- **Data provided**
▶

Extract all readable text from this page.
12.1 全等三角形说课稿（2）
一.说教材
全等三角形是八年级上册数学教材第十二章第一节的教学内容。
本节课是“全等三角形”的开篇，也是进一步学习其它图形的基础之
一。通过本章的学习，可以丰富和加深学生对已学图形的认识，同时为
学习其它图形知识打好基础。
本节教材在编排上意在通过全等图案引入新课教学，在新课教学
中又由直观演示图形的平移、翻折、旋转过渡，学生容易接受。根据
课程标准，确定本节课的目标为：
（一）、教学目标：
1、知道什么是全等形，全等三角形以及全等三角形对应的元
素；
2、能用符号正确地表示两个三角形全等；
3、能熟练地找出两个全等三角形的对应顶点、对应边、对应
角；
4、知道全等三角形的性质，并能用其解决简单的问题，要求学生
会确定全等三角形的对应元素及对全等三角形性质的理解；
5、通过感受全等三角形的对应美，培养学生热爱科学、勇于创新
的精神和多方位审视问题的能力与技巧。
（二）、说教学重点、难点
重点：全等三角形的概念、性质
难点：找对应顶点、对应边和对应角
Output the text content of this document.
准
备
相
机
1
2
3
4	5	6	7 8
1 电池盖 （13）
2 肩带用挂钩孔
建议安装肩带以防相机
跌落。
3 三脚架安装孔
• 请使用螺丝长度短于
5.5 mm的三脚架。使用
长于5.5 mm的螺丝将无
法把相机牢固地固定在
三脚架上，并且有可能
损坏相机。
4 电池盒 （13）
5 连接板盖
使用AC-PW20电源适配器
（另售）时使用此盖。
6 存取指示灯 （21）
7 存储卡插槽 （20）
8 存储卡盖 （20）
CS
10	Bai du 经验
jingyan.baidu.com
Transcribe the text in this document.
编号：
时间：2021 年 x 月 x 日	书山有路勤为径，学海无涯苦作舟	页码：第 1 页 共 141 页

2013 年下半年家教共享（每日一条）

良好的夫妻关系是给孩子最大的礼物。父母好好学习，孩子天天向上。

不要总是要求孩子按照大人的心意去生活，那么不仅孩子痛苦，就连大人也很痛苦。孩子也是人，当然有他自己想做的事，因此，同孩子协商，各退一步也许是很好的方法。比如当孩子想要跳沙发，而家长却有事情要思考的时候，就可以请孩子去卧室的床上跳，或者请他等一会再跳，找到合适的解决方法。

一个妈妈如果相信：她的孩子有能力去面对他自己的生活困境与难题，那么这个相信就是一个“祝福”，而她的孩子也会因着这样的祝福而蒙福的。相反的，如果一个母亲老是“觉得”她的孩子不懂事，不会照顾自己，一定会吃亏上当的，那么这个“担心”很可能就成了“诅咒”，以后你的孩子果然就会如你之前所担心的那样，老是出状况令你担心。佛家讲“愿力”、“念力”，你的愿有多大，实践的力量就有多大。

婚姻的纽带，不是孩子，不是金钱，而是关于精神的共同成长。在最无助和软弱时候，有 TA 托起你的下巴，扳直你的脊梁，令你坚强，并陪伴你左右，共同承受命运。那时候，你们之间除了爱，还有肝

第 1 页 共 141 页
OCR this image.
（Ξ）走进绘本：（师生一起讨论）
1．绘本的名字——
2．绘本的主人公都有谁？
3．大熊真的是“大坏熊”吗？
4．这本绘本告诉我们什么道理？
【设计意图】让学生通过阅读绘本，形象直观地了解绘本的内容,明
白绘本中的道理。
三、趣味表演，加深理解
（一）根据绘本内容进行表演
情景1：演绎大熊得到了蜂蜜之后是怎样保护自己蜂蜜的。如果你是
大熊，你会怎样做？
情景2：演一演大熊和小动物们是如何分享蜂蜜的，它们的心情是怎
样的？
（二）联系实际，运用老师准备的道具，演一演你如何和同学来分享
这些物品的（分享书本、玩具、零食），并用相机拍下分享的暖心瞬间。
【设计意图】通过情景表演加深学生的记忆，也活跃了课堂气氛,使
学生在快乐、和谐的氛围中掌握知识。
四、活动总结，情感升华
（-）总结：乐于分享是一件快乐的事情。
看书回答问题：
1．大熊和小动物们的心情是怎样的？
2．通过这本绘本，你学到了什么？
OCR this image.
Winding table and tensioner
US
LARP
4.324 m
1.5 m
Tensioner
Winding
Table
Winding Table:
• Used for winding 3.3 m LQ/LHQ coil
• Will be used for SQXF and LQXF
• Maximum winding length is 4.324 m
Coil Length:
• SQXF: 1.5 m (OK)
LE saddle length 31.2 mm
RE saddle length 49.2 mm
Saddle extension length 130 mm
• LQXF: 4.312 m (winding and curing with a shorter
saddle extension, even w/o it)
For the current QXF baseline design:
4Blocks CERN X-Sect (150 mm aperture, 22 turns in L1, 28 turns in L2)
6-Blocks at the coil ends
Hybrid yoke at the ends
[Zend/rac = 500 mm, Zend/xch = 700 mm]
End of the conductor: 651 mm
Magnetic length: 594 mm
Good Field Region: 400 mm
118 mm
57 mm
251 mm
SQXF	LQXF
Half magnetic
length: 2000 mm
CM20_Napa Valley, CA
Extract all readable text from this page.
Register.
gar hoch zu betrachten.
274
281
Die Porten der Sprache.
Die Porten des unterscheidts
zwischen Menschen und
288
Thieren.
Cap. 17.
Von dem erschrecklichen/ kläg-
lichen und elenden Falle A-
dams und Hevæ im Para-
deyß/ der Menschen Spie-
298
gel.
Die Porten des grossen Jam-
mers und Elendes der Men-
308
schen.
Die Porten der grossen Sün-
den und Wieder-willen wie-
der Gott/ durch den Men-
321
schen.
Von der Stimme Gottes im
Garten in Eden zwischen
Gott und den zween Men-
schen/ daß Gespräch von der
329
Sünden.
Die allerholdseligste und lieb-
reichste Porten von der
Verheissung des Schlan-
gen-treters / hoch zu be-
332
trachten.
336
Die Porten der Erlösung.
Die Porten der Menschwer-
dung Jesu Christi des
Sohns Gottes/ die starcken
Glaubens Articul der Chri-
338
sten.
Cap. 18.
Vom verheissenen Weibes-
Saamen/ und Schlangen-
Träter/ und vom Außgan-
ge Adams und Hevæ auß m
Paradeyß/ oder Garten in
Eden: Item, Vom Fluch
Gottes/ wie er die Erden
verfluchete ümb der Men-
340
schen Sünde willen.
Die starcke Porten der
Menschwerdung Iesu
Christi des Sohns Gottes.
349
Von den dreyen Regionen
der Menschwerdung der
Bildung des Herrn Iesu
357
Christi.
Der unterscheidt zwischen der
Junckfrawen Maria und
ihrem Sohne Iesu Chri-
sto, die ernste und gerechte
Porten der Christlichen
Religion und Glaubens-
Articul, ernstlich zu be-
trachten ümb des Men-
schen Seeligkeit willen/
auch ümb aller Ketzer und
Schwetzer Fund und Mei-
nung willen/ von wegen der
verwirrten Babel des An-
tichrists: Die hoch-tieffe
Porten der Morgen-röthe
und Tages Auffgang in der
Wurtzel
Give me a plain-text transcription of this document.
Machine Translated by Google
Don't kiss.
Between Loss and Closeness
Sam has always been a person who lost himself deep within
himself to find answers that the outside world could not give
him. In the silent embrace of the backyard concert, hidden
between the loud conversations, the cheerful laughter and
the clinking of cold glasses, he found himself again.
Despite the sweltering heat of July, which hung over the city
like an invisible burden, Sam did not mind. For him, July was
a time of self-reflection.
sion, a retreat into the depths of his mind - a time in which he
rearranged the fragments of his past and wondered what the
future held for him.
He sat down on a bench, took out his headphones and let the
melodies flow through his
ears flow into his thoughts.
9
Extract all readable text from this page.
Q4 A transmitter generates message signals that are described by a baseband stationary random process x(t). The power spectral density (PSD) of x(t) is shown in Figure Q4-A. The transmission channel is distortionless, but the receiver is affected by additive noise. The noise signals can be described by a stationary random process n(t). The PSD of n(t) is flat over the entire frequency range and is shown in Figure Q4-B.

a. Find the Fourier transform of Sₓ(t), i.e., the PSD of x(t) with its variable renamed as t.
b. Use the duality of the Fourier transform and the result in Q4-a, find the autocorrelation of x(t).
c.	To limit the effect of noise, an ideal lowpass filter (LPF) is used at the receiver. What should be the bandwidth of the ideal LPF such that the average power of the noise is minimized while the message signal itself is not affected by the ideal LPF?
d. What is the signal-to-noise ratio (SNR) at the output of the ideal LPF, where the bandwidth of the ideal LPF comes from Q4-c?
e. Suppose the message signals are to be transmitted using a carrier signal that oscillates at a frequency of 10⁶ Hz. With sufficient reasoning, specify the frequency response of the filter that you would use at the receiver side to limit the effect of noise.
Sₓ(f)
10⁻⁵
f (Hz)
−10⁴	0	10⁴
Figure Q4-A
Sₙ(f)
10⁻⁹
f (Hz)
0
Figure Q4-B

◀

- **What you have to do**
Where a line in the material above holds "Sohns", copy that line.

- **Finished exercise**
Sohns Gottes/ die starcken
Christi des Sohns Gottes.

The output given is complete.